Records to use:
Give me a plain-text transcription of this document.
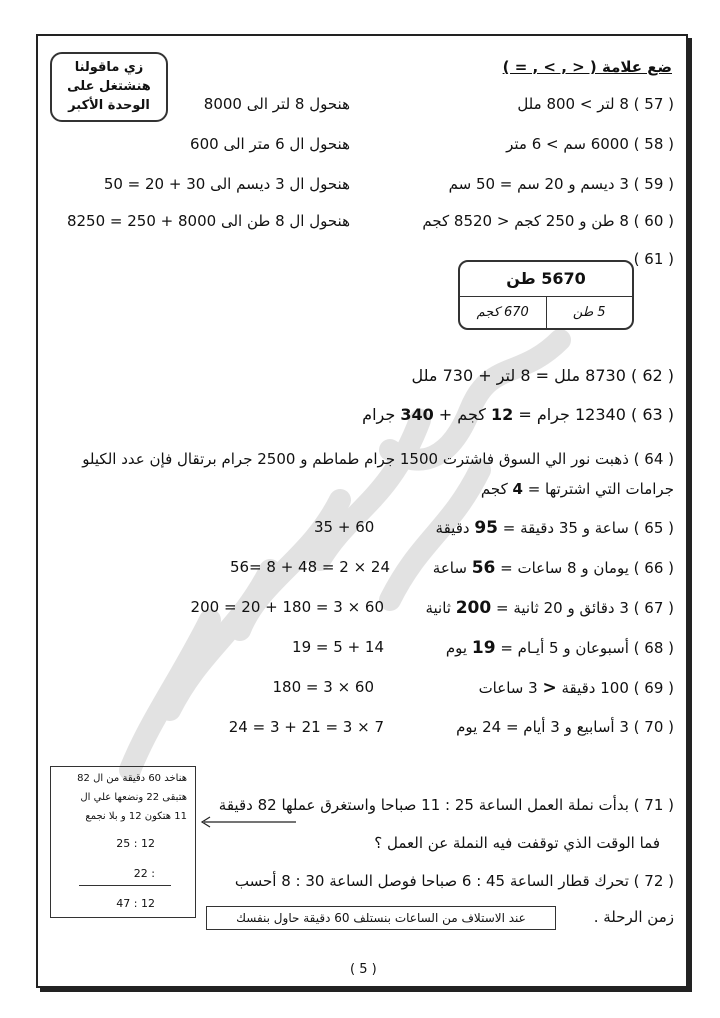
زي ماقولنا
هنشتغل على
الوحدة الأكبر
ضع علامة ( < , > , = )
( 57 ) 8 لتر > 800 ملل
هنحول 8 لتر الى 8000
( 58 ) 6000 سم > 6 متر
هنحول ال 6 متر الى 600
( 59 ) 3 ديسم و 20 سم = 50 سم
هنحول ال 3 ديسم الى 30 + 20 = 50
( 60 ) 8 طن و 250 كجم < 8520 كجم
هنحول ال 8 طن الى 8000 + 250 = 8250
( 61 )
5670 طن
670 كجم	5 طن
( 62 ) 8730 ملل = 8 لتر + 730 ملل
( 63 ) 12340 جرام = 12 كجم + 340 جرام
( 64 ) ذهبت نور الي السوق فاشترت 1500 جرام طماطم و 2500 جرام برتقال فإن عدد الكيلو
جرامات التي اشترتها = 4 كجم
( 65 ) ساعة و 35 دقيقة = 95 دقيقة
35 + 60
( 66 ) يومان و 8 ساعات = 56 ساعة
24 × 2 = 48 + 8 =56
( 67 ) 3 دقائق و 20 ثانية = 200 ثانية
60 × 3 = 180 + 20 = 200
( 68 ) أسبوعان و 5 أيـام = 19 يوم
14 + 5 = 19
( 69 ) 100 دقيقة < 3 ساعات
60 × 3 = 180
( 70 ) 3 أسابيع و 3 أيام = 24 يوم
7 × 3 = 21 + 3 = 24
هناخد 60 دقيقة من ال 82
هتبقى 22 ونضعها علي ال
11 هتكون 12 و بلا نجمع
12 : 25
: 22
12 : 47
( 71 ) بدأت نملة العمل الساعة 25 : 11 صباحا واستغرق عملها 82 دقيقة
فما الوقت الذي توقفت فيه النملة عن العمل ؟
( 72 ) تحرك قطار الساعة 45 : 6 صباحا فوصل الساعة 30 : 8 أحسب
زمن الرحلة .
عند الاستلاف من الساعات بنستلف 60 دقيقة حاول بنفسك
( 5 )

Given task: Retype the whole listing exactly and leave the pictures out.

Solution for this exercise:
Give me a plain-text transcription of this document.
زي ماقولنا
هنشتغل على
الوحدة الأكبر
ضع علامة ( < , > , = )
( 57 ) 8 لتر > 800 ملل
هنحول 8 لتر الى 8000
( 58 ) 6000 سم > 6 متر
هنحول ال 6 متر الى 600
( 59 ) 3 ديسم و 20 سم = 50 سم
هنحول ال 3 ديسم الى 30 + 20 = 50
( 60 ) 8 طن و 250 كجم < 8520 كجم
هنحول ال 8 طن الى 8000 + 250 = 8250
( 61 )
5670 طن
670 كجم	5 طن
( 62 ) 8730 ملل = 8 لتر + 730 ملل
( 63 ) 12340 جرام = 12 كجم + 340 جرام
( 64 ) ذهبت نور الي السوق فاشترت 1500 جرام طماطم و 2500 جرام برتقال فإن عدد الكيلو
جرامات التي اشترتها = 4 كجم
( 65 ) ساعة و 35 دقيقة = 95 دقيقة
35 + 60
( 66 ) يومان و 8 ساعات = 56 ساعة
24 × 2 = 48 + 8 =56
( 67 ) 3 دقائق و 20 ثانية = 200 ثانية
60 × 3 = 180 + 20 = 200
( 68 ) أسبوعان و 5 أيـام = 19 يوم
14 + 5 = 19
( 69 ) 100 دقيقة < 3 ساعات
60 × 3 = 180
( 70 ) 3 أسابيع و 3 أيام = 24 يوم
7 × 3 = 21 + 3 = 24
هناخد 60 دقيقة من ال 82
هتبقى 22 ونضعها علي ال
11 هتكون 12 و بلا نجمع
12 : 25
: 22
12 : 47
( 71 ) بدأت نملة العمل الساعة 25 : 11 صباحا واستغرق عملها 82 دقيقة
فما الوقت الذي توقفت فيه النملة عن العمل ؟
( 72 ) تحرك قطار الساعة 45 : 6 صباحا فوصل الساعة 30 : 8 أحسب
زمن الرحلة .
عند الاستلاف من الساعات بنستلف 60 دقيقة حاول بنفسك
( 5 )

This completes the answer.